Should a line in the entries below contain "individuos", return that line.

-- SUPPLIED DATA follows --

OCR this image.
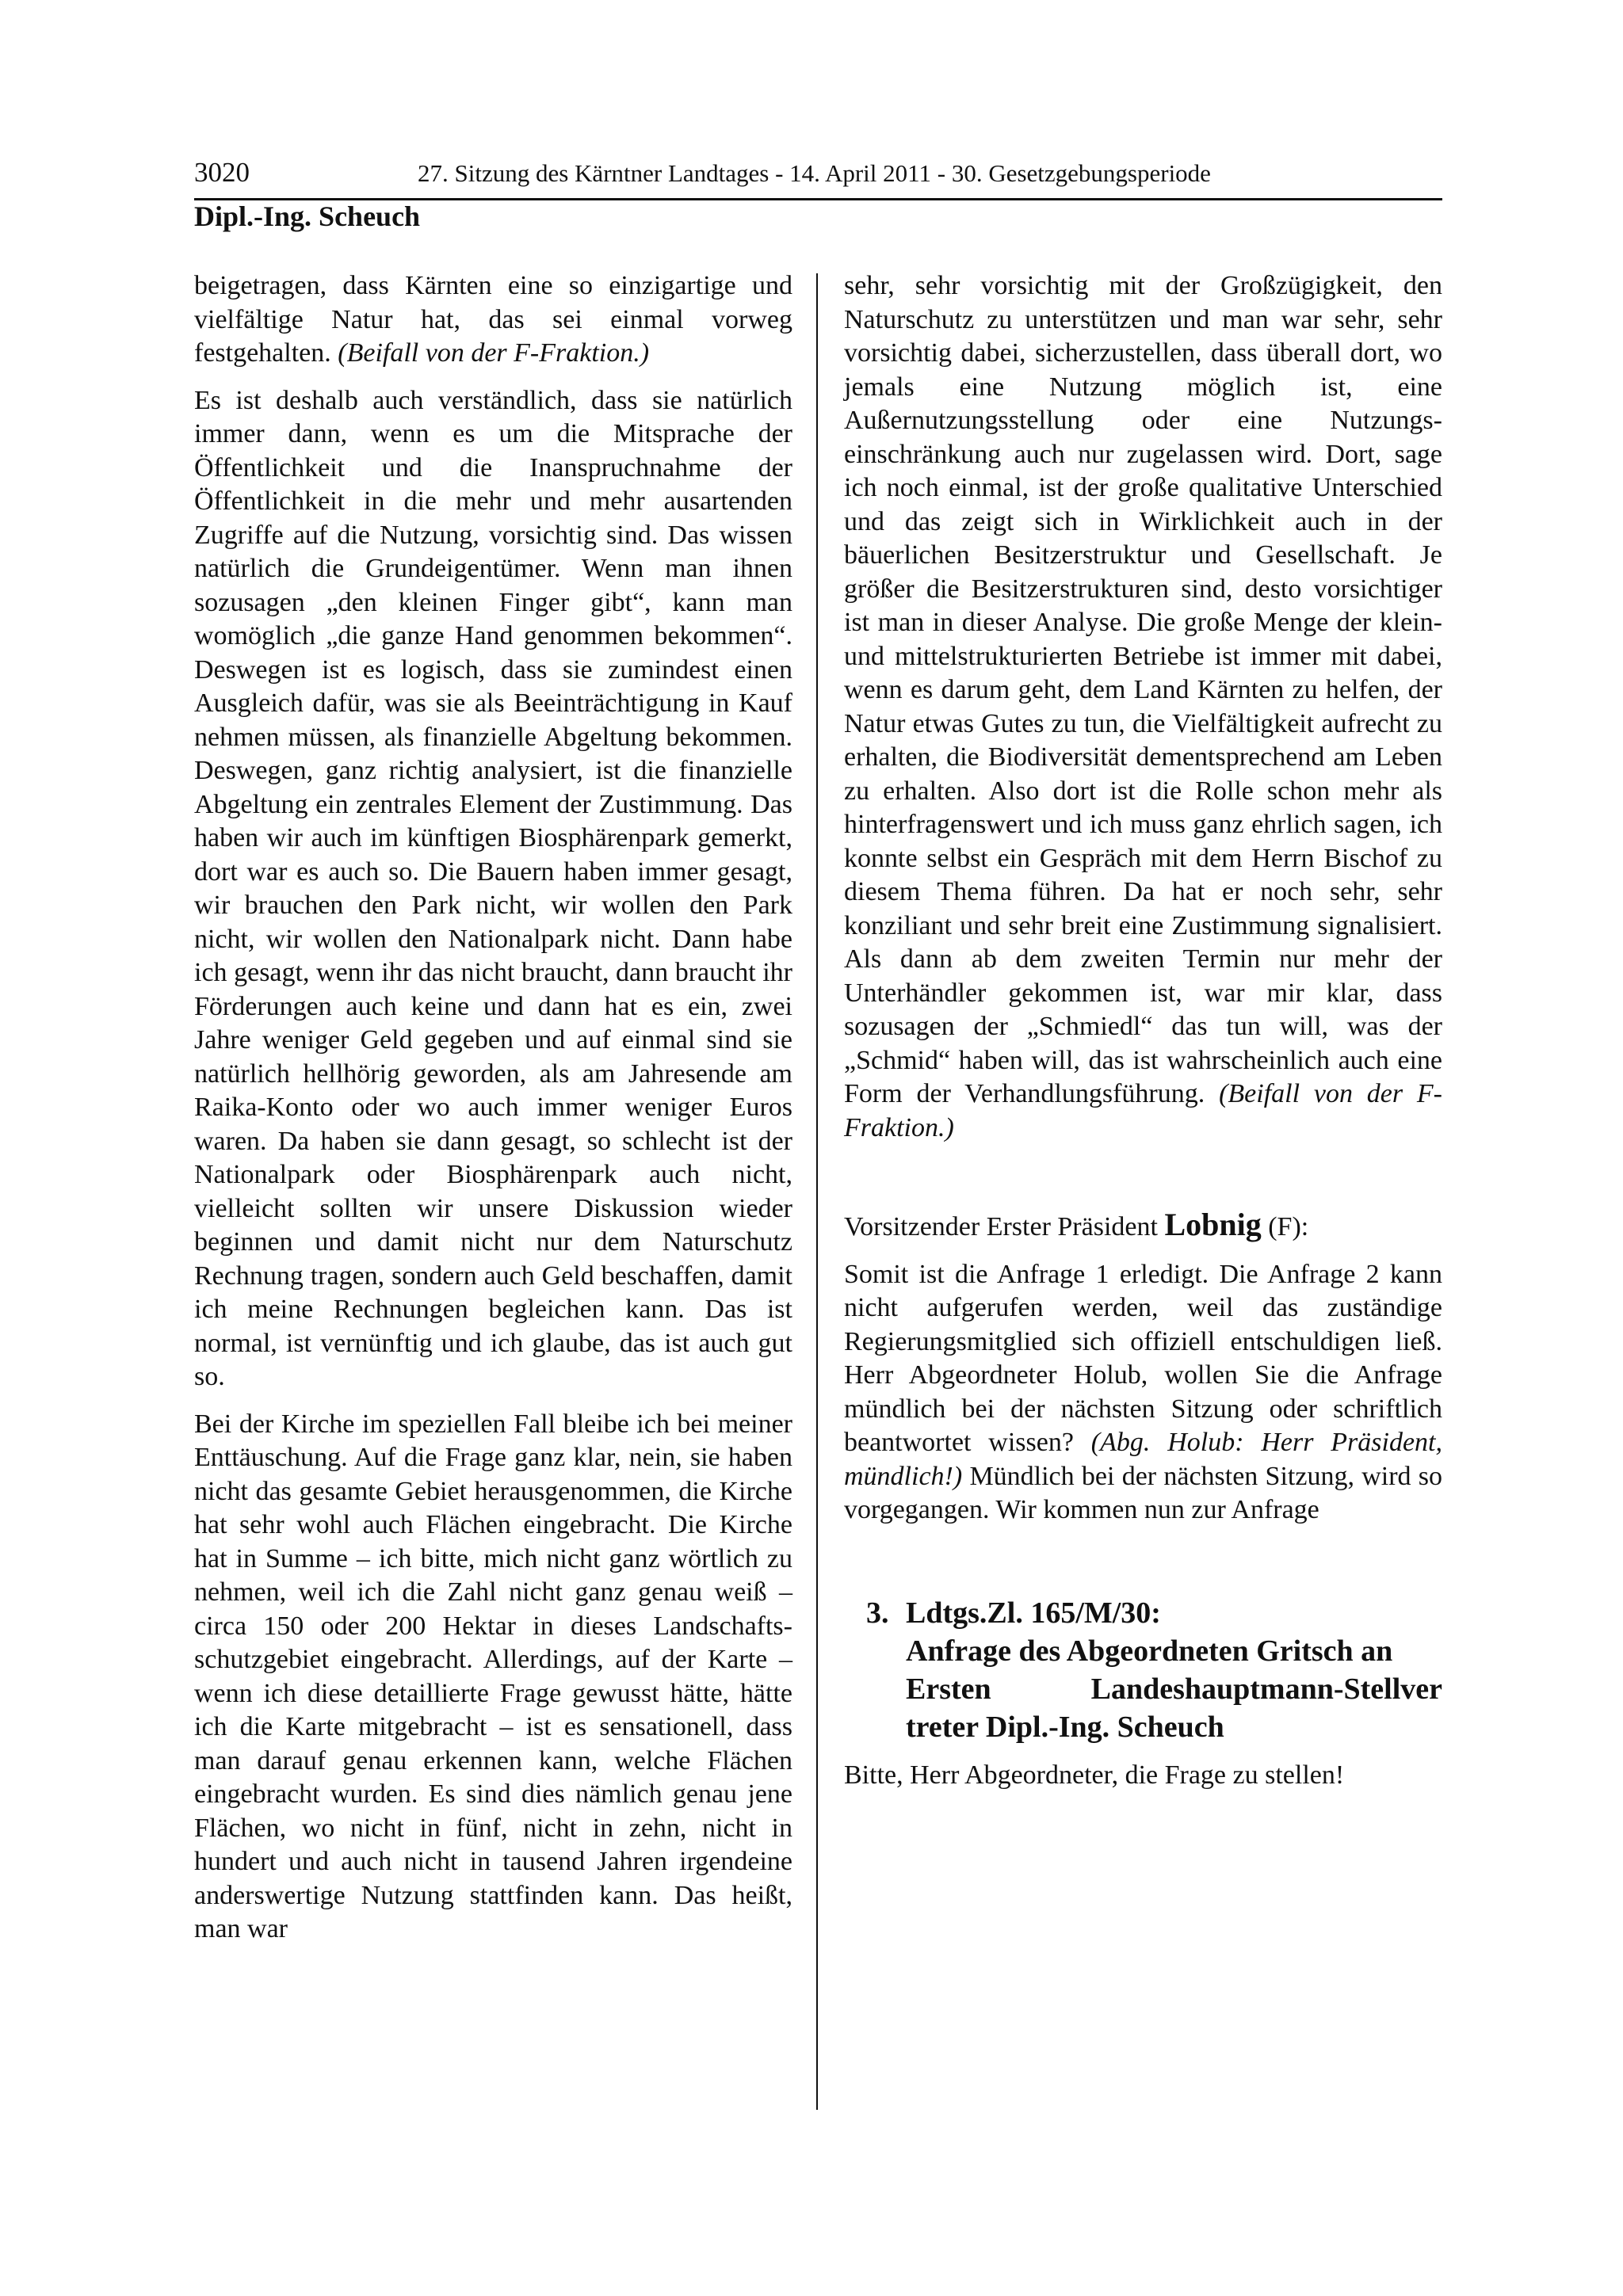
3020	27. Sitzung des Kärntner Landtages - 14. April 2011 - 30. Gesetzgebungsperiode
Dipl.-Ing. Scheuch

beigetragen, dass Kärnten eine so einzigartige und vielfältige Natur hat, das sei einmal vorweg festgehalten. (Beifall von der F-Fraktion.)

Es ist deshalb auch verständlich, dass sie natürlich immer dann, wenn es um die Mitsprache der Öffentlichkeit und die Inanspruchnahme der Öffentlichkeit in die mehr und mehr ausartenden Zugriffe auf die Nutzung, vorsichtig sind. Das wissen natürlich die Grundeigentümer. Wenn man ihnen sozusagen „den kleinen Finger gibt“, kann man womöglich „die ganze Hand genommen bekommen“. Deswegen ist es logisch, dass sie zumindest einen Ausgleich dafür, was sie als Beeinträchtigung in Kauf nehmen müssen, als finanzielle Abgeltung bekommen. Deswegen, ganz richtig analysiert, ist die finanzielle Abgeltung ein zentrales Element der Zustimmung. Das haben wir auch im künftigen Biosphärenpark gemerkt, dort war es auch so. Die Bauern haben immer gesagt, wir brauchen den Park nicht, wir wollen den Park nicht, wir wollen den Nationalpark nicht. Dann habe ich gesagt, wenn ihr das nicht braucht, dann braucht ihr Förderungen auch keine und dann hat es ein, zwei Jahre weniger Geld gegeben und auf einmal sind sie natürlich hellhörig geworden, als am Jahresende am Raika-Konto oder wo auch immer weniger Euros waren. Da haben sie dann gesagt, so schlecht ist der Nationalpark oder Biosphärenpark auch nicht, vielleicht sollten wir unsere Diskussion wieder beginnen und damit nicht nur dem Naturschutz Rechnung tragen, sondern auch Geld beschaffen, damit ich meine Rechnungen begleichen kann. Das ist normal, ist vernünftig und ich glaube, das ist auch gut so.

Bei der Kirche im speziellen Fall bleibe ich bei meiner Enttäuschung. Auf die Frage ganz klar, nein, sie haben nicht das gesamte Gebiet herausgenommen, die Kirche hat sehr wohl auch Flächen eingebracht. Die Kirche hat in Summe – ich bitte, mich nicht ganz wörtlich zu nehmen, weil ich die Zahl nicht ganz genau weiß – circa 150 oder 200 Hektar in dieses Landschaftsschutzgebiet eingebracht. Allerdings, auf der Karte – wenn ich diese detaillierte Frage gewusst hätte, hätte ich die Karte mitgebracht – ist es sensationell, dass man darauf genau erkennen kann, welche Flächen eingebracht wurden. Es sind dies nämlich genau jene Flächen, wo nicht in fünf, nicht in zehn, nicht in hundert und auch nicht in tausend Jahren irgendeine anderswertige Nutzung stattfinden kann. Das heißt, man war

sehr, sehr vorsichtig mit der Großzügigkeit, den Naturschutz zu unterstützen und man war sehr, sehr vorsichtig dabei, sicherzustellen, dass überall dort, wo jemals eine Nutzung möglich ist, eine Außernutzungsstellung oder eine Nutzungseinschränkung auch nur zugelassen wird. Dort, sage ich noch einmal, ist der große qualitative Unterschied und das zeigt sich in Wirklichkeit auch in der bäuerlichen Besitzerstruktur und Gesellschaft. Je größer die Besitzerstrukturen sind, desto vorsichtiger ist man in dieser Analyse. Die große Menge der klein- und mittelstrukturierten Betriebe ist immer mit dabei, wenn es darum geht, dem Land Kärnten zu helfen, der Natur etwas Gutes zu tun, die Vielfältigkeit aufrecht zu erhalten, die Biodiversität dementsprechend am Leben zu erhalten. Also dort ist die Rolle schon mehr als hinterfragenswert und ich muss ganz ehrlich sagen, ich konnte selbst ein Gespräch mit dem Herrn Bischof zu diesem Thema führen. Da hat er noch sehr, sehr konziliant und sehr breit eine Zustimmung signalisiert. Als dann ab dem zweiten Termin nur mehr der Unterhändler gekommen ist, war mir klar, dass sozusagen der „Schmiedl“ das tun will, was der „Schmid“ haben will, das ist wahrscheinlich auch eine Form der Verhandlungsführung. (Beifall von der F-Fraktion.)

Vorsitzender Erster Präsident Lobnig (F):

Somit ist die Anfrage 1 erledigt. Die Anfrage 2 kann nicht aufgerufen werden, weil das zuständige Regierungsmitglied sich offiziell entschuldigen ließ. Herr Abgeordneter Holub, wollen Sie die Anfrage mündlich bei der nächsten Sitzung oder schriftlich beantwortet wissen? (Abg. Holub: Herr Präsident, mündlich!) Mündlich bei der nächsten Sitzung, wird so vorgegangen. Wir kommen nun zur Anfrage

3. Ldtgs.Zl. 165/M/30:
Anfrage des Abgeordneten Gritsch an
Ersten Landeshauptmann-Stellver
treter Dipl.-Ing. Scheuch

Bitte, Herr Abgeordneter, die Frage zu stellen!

-- SUPPLIED DATA concluded --
-- SUPPLIED DATA follows --

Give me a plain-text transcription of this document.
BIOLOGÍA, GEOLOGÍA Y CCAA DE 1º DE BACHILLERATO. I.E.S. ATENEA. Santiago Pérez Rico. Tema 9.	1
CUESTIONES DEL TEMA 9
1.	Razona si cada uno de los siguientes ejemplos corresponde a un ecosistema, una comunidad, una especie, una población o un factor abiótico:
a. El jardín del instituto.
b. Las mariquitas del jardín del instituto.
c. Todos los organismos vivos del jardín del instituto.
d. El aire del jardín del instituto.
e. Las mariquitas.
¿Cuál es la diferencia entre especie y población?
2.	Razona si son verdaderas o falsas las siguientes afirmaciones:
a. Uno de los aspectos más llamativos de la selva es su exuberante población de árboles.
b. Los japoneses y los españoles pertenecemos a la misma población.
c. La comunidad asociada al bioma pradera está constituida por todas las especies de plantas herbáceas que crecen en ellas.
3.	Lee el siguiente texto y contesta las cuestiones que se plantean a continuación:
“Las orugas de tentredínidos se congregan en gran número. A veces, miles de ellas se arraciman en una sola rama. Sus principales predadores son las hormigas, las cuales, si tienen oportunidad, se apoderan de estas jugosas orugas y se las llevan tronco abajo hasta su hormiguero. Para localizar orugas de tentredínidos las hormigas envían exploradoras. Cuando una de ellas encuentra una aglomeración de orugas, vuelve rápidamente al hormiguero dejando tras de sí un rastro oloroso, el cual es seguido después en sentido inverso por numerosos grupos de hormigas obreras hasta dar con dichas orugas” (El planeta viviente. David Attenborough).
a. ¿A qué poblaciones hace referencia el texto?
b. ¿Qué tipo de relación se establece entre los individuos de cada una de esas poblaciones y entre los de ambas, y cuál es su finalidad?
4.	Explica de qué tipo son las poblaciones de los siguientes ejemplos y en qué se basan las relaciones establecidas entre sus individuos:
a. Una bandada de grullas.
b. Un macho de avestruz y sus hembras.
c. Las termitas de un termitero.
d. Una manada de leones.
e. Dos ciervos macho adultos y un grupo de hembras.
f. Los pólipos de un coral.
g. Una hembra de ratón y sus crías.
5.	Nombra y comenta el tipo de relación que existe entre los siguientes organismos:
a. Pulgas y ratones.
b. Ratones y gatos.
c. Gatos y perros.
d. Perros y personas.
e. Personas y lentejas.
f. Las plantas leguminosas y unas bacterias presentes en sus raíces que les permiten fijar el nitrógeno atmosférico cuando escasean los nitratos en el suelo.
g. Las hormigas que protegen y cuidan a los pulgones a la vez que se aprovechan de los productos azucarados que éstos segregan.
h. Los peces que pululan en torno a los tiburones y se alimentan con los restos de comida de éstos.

-- SUPPLIED DATA concluded --
-- SUPPLIED DATA follows --

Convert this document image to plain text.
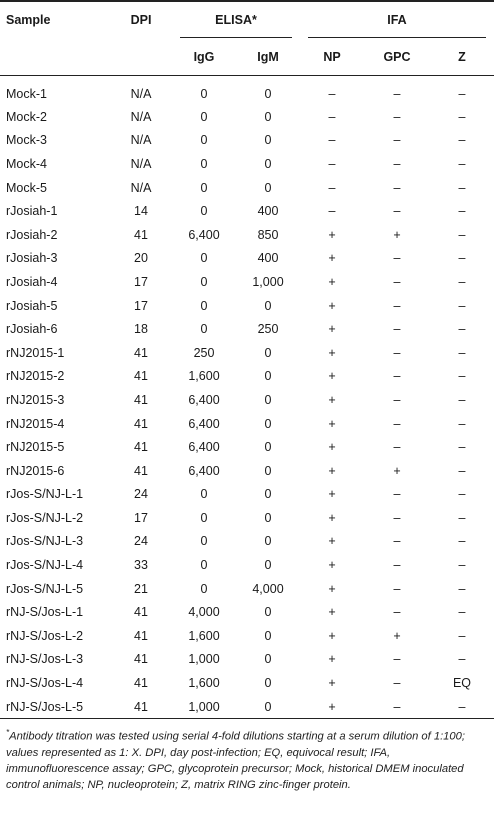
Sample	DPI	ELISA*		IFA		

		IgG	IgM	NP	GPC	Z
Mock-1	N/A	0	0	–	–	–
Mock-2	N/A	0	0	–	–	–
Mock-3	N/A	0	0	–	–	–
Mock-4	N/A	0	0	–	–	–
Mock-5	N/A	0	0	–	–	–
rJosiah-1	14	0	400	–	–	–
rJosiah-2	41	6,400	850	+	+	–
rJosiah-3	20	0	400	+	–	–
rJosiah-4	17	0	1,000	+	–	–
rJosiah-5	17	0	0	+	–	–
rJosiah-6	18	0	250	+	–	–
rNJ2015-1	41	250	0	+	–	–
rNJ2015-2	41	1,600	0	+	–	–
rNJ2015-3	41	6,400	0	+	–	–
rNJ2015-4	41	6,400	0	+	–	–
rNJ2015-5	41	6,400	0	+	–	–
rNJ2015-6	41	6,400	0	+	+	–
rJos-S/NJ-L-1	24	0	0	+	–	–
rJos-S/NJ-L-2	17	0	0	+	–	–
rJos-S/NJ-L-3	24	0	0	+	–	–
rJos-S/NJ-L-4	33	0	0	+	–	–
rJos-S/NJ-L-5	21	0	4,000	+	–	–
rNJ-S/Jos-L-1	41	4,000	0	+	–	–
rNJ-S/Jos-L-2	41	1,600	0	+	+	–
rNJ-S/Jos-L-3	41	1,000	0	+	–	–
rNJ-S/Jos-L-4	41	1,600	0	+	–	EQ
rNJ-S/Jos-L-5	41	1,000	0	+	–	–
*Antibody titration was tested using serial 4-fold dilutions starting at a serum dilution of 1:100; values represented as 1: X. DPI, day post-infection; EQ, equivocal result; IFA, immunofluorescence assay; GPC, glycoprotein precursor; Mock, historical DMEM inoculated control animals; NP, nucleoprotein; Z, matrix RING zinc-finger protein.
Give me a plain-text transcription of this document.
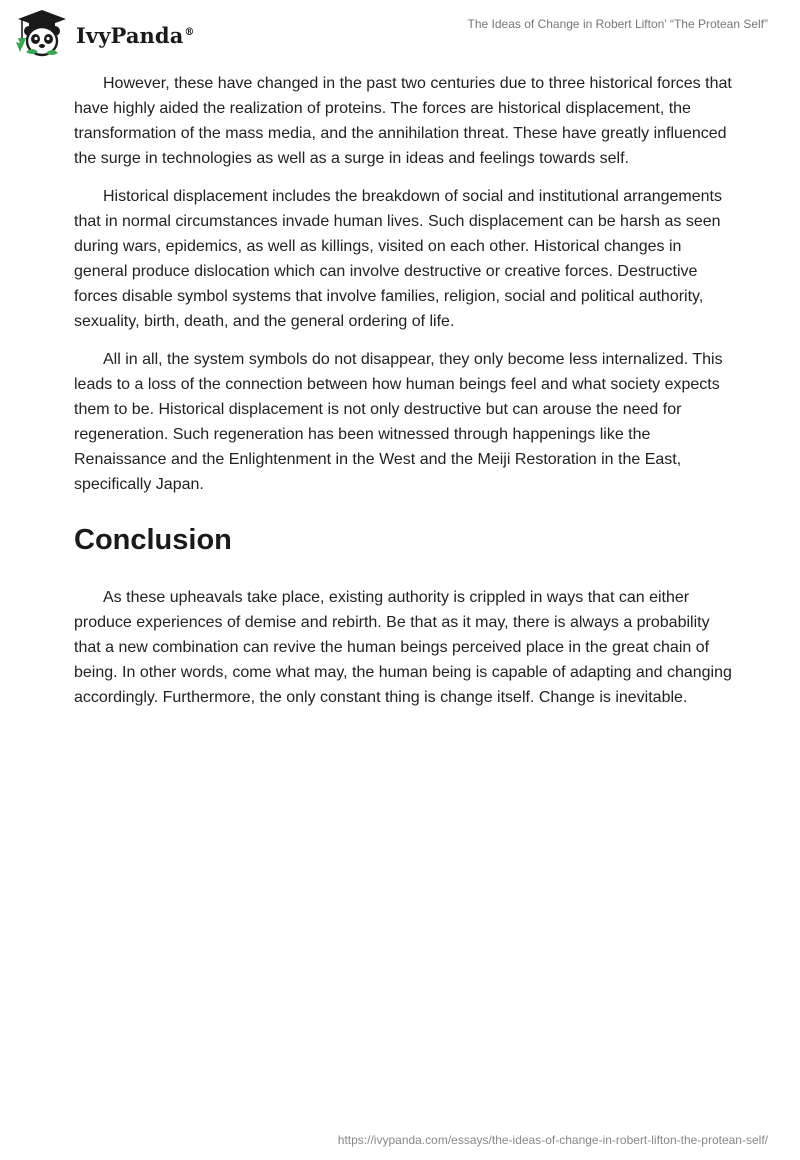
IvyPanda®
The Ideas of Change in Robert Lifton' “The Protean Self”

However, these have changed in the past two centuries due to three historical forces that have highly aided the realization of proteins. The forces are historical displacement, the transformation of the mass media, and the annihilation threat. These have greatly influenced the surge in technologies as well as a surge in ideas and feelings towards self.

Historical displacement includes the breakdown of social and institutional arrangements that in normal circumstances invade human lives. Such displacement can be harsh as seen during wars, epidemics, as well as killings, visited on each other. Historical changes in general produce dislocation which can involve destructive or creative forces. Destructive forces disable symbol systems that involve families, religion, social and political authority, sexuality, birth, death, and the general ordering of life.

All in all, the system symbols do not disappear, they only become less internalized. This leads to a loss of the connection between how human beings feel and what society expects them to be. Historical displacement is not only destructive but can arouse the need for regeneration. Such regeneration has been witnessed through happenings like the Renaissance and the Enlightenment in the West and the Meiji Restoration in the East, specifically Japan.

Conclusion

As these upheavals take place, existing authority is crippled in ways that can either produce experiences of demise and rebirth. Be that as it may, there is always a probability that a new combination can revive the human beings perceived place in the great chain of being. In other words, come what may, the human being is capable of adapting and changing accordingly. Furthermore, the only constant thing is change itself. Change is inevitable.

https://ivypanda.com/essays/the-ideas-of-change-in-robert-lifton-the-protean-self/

-- SUPPLIED DATA concluded --

> [EXERCISE OUTPUT]:
b. ¿Qué tipo de relación se establece entre los individuos de cada una de esas poblaciones y entre los de ambas, y cuál es su finalidad?
4.	Explica de qué tipo son las poblaciones de los siguientes ejemplos y en qué se basan las relaciones establecidas entre sus individuos:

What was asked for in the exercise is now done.